───── ENTRIES PROVIDED ─────

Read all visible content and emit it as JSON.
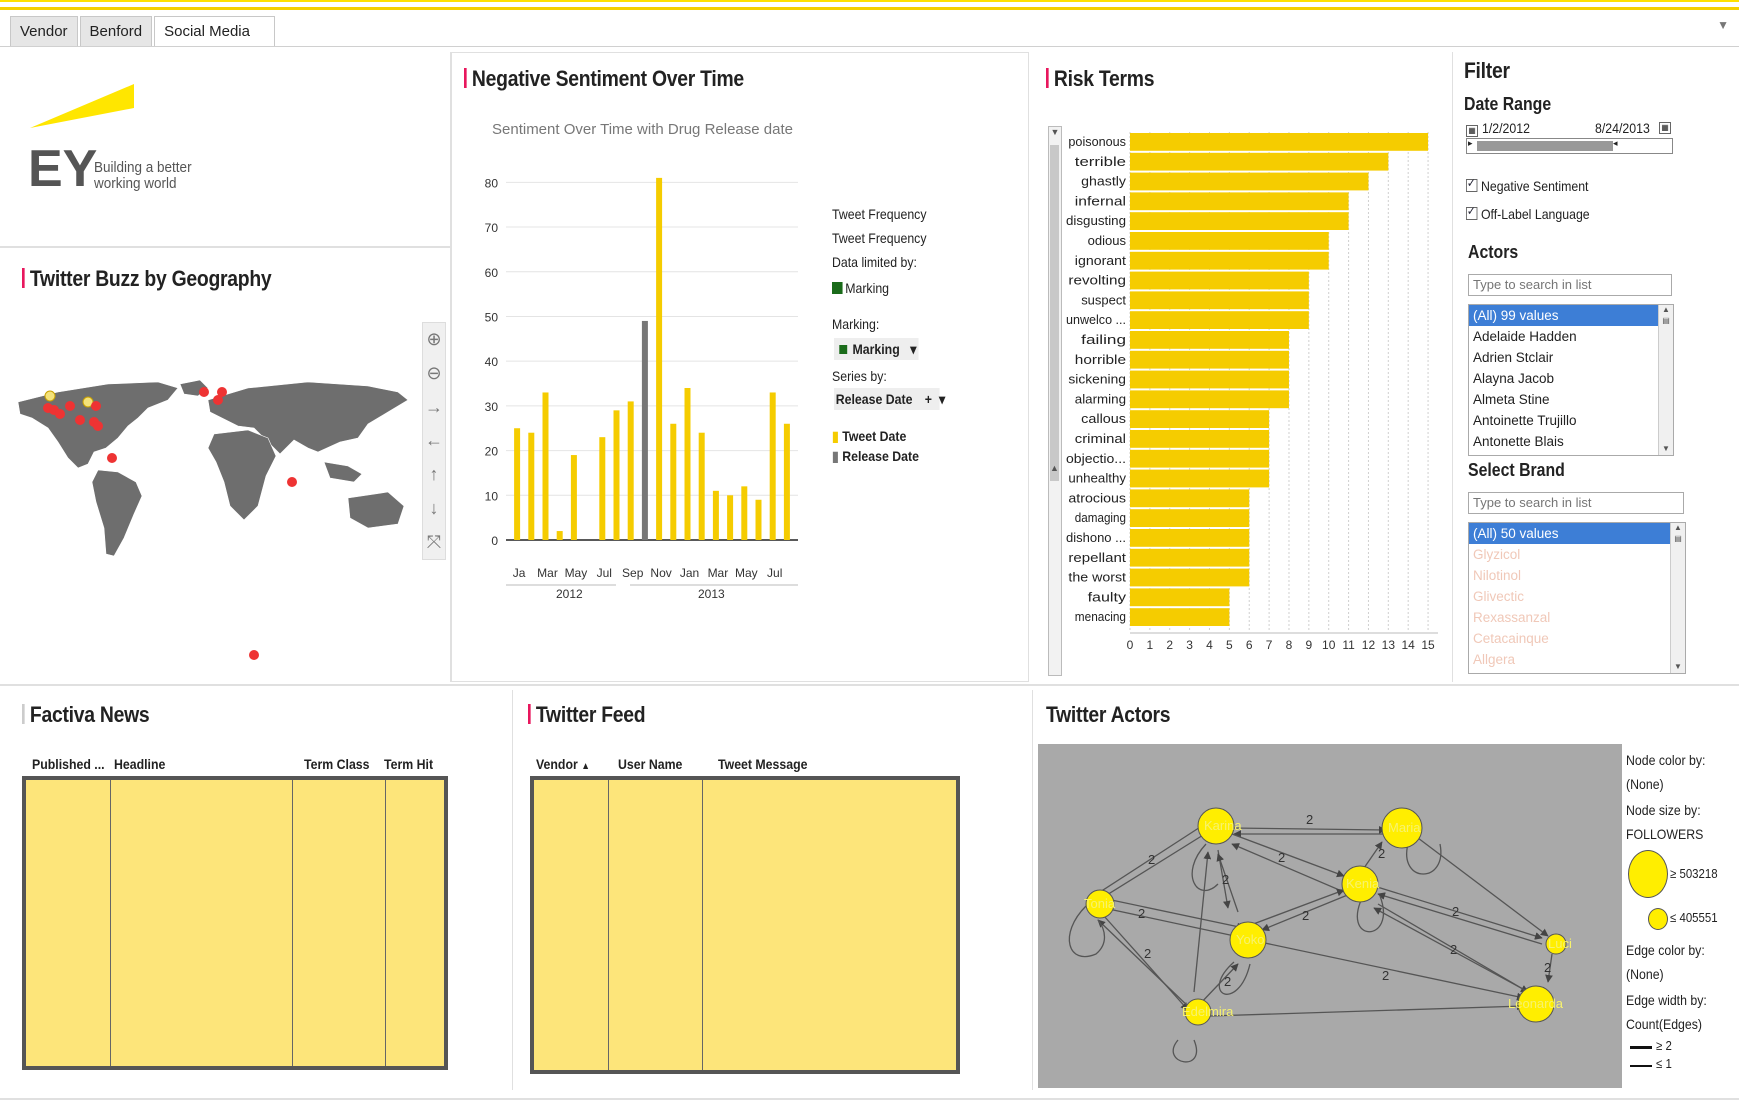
{
  "tabs": [
    "Vendor",
    "Benford",
    "Social Media"
  ],
  "logo": {
    "brand": "EY",
    "tagline_line1": "Building a better",
    "tagline_line2": "working world"
  },
  "geo": {
    "title": "Twitter Buzz by Geography",
    "controls": [
      "zoom-in",
      "zoom-out",
      "pan-right",
      "pan-left",
      "pan-up",
      "pan-down",
      "fit"
    ]
  },
  "sentiment": {
    "title": "Negative Sentiment Over Time",
    "legend": {
      "line1": "Tweet Frequency",
      "line2": "Tweet Frequency",
      "limited_by": "Data limited by:",
      "marking_item": "Marking",
      "marking_label": "Marking:",
      "marking_value": "Marking",
      "series_label": "Series by:",
      "series_value": "Release Date",
      "plus": "+",
      "key1": "Tweet Date",
      "key2": "Release Date"
    }
  },
  "risk": {
    "title": "Risk Terms"
  },
  "filter": {
    "title": "Filter",
    "date_range_label": "Date Range",
    "date_from": "1/2/2012",
    "date_to": "8/24/2013",
    "check1": "Negative Sentiment",
    "check2": "Off-Label Language",
    "actors_label": "Actors",
    "actors_placeholder": "Type to search in list",
    "actors": [
      "(All) 99 values",
      "Adelaide Hadden",
      "Adrien Stclair",
      "Alayna Jacob",
      "Almeta Stine",
      "Antoinette Trujillo",
      "Antonette Blais"
    ],
    "brand_label": "Select Brand",
    "brand_placeholder": "Type to search in list",
    "brands": [
      "(All) 50 values",
      "Glyzicol",
      "Nilotinol",
      "Glivectic",
      "Rexassanzal",
      "Cetacainque",
      "Allgera"
    ]
  },
  "factiva": {
    "title": "Factiva News",
    "columns": [
      "Published ...",
      "Headline",
      "Term Class",
      "Term Hit"
    ]
  },
  "feed": {
    "title": "Twitter Feed",
    "columns": [
      "Vendor",
      "User Name",
      "Tweet Message"
    ]
  },
  "actors_graph": {
    "title": "Twitter Actors",
    "legend": {
      "node_color_label": "Node color by:",
      "node_color_value": "(None)",
      "node_size_label": "Node size by:",
      "node_size_value": "FOLLOWERS",
      "size_big": "≥ 503218",
      "size_small": "≤ 405551",
      "edge_color_label": "Edge color by:",
      "edge_color_value": "(None)",
      "edge_width_label": "Edge width by:",
      "edge_width_value": "Count(Edges)",
      "width_big": "≥ 2",
      "width_small": "≤ 1"
    },
    "nodes": [
      "Karina",
      "Maria",
      "Tonia",
      "Kenia",
      "Yoko",
      "Luci",
      "Edelmira",
      "Leonarda"
    ],
    "edge_label": "2"
  },
  "colors": {
    "accent": "#e8175d",
    "bar": "#f5cc00",
    "release_bar": "#777777",
    "table_fill": "#fde57a",
    "graph_bg": "#a9a9a9",
    "node": "#ffee00"
  },
  "chart_data": [
    {
      "type": "bar",
      "title": "Sentiment Over Time with Drug Release date",
      "xlabel": "",
      "ylabel": "",
      "x_tick_labels": [
        "Ja",
        "Mar",
        "May",
        "Jul",
        "Sep",
        "Nov",
        "Jan",
        "Mar",
        "May",
        "Jul"
      ],
      "x_year_labels": [
        "2012",
        "2013"
      ],
      "ylim": [
        0,
        85
      ],
      "yticks": [
        0,
        10,
        20,
        30,
        40,
        50,
        60,
        70,
        80
      ],
      "series": [
        {
          "name": "Tweet Date",
          "values": [
            25,
            24,
            33,
            2,
            19,
            0,
            23,
            29,
            31,
            0,
            81,
            26,
            34,
            24,
            11,
            10,
            12,
            9,
            33,
            26
          ]
        },
        {
          "name": "Release Date",
          "values": [
            0,
            0,
            0,
            0,
            0,
            0,
            0,
            0,
            0,
            49,
            0,
            0,
            0,
            0,
            0,
            0,
            0,
            0,
            0,
            0
          ]
        }
      ]
    },
    {
      "type": "bar",
      "orientation": "horizontal",
      "title": "",
      "categories": [
        "poisonous",
        "terrible",
        "ghastly",
        "infernal",
        "disgusting",
        "odious",
        "ignorant",
        "revolting",
        "suspect",
        "unwelco ...",
        "failing",
        "horrible",
        "sickening",
        "alarming",
        "callous",
        "criminal",
        "objectio...",
        "unhealthy",
        "atrocious",
        "damaging",
        "dishono ...",
        "repellant",
        "the worst",
        "faulty",
        "menacing"
      ],
      "values": [
        15,
        13,
        12,
        11,
        11,
        10,
        10,
        9,
        9,
        9,
        8,
        8,
        8,
        8,
        7,
        7,
        7,
        7,
        6,
        6,
        6,
        6,
        6,
        5,
        5
      ],
      "xlim": [
        0,
        15.5
      ],
      "xticks": [
        0,
        1,
        2,
        3,
        4,
        5,
        6,
        7,
        8,
        9,
        10,
        11,
        12,
        13,
        14,
        15
      ]
    }
  ]
}
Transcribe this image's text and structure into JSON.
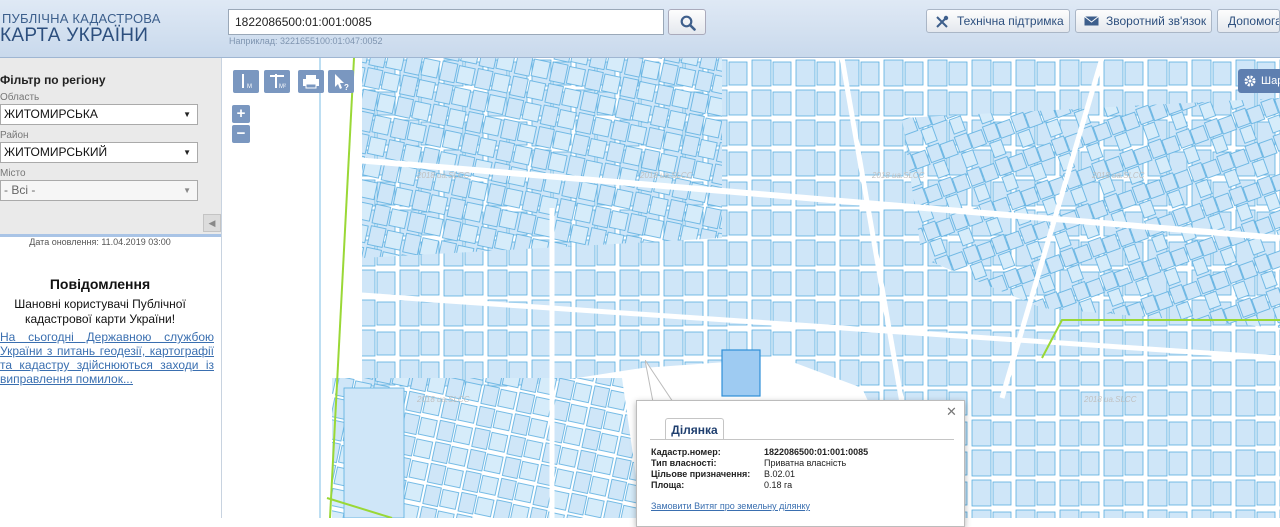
{
  "logo": {
    "line1": "ПУБЛІЧНА КАДАСТРОВА",
    "line2": "КАРТА УКРАЇНИ"
  },
  "search": {
    "value": "1822086500:01:001:0085",
    "hint": "Наприклад: 3221655100:01:047:0052"
  },
  "header_buttons": {
    "support": "Технічна підтримка",
    "feedback": "Зворотний зв'язок",
    "help": "Допомога"
  },
  "filter": {
    "title": "Фільтр по регіону",
    "oblast_label": "Область",
    "oblast_value": "ЖИТОМИРСЬКА",
    "rayon_label": "Район",
    "rayon_value": "ЖИТОМИРСЬКИЙ",
    "misto_label": "Місто",
    "misto_value": "- Всі -"
  },
  "update_date": "Дата оновлення: 11.04.2019 03:00",
  "message": {
    "title": "Повідомлення",
    "text": "Шановні користувачі Публічної кадастрової карти України!",
    "link": "На сьогодні Державною службою України з питань геодезії, картографії та кадастру здійснюються заходи із виправлення помилок..."
  },
  "map": {
    "layers_label": "Шари",
    "watermark": "2018 ua.SLCC",
    "parcel_color": "#cfe6f8",
    "parcel_border": "#5aaee0",
    "boundary_color": "#9ad836"
  },
  "popup": {
    "tab": "Ділянка",
    "rows": [
      {
        "label": "Кадастр.номер:",
        "value": "1822086500:01:001:0085"
      },
      {
        "label": "Тип власності:",
        "value": "Приватна власність"
      },
      {
        "label": "Цільове призначення:",
        "value": "В.02.01"
      },
      {
        "label": "Площа:",
        "value": "0.18 га"
      }
    ],
    "link": "Замовити Витяг про земельну ділянку"
  }
}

─────

TASK
Pull out all lines of the data with the string "Over".

FULL OUTPUT
    "title": "Negative Sentiment Over Time",
      "title": "Sentiment Over Time with Drug Release date",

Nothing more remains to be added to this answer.